▸ **Task instructions**:
Please pick up the Thanksgiving essay, the one about childhood family gatherings and the Jello-salad nicknamed Red Death, after its last sentence and keep writing it in the same voice.

▸ **Text**:
* * * *
I survived my childhood Thanksgivings, but Red Death still haunts me

Write what you know the old adage goes.

That is good advice, and as I do know a few things, here is where I will write about them. For instance, I know that raisins are an utter disappointment for anyone who was expecting chocolate chips. I know that a budding clarinet player has the unique ability to call down wild geese right out of the sky. And I know that the morning you finally decide to water your dying lawn, it will rain all afternoon and evening, even though it hasn’t rained a drop for an entire three week stretch.

But I also know this:

If a certain type of Thanksgiving Jello-salad has earned itself a nickname, then it’s best to not eat it.

Before I explain this, let me give you some background on my childhood Thanksgivings. Thanksgiving was a huge affair in our family. It wasn’t very often we gathered the extended kinsfolk together. Relatives drove for multiple hours, all to meet up in the elite and affluent neighborhood where my Aunt and Uncle lived.
* * * *
▸ **Data provided**:
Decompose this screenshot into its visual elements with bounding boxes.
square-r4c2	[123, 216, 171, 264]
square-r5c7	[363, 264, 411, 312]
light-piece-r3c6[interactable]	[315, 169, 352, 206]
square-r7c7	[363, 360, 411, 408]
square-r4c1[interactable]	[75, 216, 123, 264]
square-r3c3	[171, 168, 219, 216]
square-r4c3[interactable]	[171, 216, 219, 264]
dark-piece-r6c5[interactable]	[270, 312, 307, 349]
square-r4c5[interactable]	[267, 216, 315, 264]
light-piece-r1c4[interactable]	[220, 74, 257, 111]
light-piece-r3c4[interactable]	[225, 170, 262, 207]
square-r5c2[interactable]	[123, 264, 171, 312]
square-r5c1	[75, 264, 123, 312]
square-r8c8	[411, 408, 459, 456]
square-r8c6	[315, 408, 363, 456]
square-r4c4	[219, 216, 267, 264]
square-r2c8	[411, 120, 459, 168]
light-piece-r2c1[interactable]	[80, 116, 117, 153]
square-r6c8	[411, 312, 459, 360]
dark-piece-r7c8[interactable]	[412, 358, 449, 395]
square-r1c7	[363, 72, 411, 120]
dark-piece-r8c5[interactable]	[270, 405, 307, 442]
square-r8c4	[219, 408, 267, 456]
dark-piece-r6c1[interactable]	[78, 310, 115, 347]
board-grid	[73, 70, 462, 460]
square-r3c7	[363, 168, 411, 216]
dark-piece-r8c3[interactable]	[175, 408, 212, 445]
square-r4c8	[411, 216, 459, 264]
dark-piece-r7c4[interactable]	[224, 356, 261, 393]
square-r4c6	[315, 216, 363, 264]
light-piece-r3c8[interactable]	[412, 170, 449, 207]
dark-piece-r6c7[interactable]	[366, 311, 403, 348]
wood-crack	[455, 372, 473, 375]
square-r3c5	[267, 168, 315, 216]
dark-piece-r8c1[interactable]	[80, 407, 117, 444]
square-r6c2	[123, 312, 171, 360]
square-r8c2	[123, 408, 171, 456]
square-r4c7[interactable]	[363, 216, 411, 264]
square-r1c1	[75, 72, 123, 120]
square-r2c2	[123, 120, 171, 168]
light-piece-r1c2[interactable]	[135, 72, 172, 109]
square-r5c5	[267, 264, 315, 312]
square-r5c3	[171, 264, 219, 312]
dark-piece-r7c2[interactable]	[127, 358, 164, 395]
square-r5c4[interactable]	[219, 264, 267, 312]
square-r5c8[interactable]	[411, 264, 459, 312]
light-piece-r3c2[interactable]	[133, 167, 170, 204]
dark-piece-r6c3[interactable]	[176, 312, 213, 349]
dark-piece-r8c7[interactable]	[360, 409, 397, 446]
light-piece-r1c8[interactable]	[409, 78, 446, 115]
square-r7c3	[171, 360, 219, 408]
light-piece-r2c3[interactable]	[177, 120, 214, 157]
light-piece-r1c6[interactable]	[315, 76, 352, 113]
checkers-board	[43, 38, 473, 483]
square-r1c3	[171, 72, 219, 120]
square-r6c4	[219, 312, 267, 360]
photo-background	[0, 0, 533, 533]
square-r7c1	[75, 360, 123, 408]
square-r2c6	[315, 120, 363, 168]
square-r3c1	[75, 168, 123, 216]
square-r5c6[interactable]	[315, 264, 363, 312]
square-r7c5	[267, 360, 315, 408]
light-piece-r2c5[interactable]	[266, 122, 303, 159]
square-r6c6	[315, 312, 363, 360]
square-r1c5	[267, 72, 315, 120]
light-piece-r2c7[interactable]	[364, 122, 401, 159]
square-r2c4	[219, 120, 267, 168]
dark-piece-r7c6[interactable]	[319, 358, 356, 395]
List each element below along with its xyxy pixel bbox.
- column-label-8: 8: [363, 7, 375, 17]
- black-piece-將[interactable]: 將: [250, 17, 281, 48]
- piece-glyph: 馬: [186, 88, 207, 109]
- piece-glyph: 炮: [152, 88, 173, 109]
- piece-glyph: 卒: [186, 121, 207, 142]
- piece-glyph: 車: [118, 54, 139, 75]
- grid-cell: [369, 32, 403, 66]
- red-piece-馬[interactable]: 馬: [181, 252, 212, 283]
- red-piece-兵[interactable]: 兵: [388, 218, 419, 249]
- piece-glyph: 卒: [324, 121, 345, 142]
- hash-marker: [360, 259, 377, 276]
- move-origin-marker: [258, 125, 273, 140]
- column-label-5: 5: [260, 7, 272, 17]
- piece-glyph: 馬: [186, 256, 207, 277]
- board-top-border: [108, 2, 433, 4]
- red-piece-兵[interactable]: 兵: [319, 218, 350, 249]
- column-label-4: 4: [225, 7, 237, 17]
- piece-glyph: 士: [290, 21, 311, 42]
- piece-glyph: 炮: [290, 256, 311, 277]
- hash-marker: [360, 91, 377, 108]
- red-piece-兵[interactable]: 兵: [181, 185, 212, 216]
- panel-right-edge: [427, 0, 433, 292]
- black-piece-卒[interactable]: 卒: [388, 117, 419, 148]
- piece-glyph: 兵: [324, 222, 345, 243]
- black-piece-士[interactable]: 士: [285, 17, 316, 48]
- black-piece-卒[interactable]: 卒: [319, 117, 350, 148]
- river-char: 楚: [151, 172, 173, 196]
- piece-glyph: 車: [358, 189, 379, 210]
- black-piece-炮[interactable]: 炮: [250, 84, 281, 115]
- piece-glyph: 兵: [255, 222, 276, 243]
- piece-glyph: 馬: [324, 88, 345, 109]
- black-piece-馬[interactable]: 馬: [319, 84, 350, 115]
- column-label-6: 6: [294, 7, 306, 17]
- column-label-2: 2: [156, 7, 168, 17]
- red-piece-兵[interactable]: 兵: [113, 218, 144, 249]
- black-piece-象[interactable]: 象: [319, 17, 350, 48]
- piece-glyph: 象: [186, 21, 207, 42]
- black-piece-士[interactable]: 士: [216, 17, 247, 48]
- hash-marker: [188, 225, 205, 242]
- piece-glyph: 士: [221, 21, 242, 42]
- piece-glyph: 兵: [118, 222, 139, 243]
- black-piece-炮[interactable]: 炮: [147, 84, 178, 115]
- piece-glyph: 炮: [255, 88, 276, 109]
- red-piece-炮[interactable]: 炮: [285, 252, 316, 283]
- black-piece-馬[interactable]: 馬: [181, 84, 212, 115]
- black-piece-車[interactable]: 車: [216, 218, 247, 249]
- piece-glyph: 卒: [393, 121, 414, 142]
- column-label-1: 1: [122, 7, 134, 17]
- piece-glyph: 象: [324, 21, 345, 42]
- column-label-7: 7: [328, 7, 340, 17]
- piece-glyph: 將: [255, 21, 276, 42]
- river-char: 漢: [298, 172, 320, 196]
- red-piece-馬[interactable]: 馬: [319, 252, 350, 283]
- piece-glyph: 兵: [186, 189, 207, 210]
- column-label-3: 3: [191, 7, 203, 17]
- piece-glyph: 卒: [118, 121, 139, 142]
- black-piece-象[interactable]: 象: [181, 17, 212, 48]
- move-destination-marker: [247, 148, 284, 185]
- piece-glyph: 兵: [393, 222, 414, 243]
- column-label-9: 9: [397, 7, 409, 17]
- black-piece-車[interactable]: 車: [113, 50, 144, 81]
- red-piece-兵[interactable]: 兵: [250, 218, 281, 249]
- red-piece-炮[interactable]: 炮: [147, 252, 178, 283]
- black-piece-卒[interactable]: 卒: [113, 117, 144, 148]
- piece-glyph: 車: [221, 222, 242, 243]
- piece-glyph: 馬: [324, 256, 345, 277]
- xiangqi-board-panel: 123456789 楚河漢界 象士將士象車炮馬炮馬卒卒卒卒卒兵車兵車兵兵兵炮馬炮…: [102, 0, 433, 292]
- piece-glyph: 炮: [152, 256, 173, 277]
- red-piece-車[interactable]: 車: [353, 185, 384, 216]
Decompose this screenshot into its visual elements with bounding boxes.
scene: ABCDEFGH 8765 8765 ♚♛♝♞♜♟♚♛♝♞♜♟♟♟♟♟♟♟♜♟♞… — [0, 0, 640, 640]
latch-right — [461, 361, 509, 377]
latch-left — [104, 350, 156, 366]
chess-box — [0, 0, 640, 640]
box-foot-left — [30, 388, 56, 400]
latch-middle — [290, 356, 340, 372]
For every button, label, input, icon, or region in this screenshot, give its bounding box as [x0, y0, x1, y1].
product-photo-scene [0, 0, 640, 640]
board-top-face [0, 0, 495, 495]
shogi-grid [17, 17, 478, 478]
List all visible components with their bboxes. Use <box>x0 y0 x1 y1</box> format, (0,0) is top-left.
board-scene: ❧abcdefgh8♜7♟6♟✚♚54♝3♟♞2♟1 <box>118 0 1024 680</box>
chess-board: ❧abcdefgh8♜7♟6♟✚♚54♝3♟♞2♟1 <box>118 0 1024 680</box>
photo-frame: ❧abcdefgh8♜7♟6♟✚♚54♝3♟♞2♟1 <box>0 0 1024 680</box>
* * * *
▸ **Written answer**:
The entire lot of us arrived in formal attire and invaded their house for the full length of the day. We ate appetizers off silver trays and exotic nuts out of crystal bowls that were strategically placed throughout the house. Adults laughed and sipped Bloody Marys and knocked-back expensive beers while the wine chilled outside in ice buckets.

To this day I cannot smell any beer without thinking of my uncles with their khaki pants and sweater vests, warm smiles and Heineken bottles.

The cousins and I would remove our dress shoes and run and slide down the long wooden hallway in our socks and tights. We girls twirled in our long dresses, while the boys played Foosball and tugged at their ties.

Although blood related, this entire side of the family outclassed us in nearly every sense. It was not uncommon for my aunt to rent linens, silverware and table accessories that might have come directly from Martha Stewart’s own house. Large tables were set up in the “library” and placed atop a dazzling white fur rug. My aunt threatened to cut off our heads if we spilled even a drop of cranberry sauce, so the children sat at the end of the room, further away from the adults and all the interesting conversation.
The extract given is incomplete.